**OBJECTIVE**
Copy every line from the data below in which the string "given" can be found.
[BEGIN INFORMATION SUPPLIED]
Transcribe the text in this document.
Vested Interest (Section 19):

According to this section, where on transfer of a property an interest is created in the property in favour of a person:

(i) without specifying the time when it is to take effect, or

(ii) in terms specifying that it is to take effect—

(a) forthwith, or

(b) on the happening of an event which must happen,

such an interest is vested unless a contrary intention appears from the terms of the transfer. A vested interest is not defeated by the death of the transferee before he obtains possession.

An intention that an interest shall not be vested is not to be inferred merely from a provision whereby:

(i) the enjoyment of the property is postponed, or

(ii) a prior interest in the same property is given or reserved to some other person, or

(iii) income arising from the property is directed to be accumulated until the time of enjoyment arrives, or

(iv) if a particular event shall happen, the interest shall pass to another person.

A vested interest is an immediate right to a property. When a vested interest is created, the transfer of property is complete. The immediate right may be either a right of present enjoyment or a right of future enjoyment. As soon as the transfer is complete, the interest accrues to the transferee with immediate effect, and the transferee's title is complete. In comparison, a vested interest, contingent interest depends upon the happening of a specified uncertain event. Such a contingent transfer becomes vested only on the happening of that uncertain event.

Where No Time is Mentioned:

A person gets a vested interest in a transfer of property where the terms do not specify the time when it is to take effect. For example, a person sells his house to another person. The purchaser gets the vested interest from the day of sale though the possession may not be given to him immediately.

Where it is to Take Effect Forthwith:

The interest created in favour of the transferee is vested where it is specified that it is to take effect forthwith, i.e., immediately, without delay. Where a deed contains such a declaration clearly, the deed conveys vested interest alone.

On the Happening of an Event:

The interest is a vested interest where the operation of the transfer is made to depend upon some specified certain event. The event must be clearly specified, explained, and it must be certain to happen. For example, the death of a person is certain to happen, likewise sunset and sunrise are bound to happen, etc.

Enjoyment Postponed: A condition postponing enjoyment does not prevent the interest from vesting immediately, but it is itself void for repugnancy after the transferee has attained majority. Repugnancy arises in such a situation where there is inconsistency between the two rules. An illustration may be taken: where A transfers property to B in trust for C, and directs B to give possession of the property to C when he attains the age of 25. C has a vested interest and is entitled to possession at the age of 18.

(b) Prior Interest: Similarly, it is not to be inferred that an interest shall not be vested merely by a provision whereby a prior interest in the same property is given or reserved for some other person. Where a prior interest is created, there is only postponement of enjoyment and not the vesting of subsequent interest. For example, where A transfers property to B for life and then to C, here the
[END INFORMATION SUPPLIED]
**REPLY TO THE TASK**
(ii) a prior interest in the same property is given or reserved to some other person, or
A person gets a vested interest in a transfer of property where the terms do not specify the time when it is to take effect. For example, a person sells his house to another person. The purchaser gets the vested interest from the day of sale though the possession may not be given to him immediately.
(b) Prior Interest: Similarly, it is not to be inferred that an interest shall not be vested merely by a provision whereby a prior interest in the same property is given or reserved for some other person. Where a prior interest is created, there is only postponement of enjoyment and not the vesting of subsequent interest. For example, where A transfers property to B for life and then to C, here the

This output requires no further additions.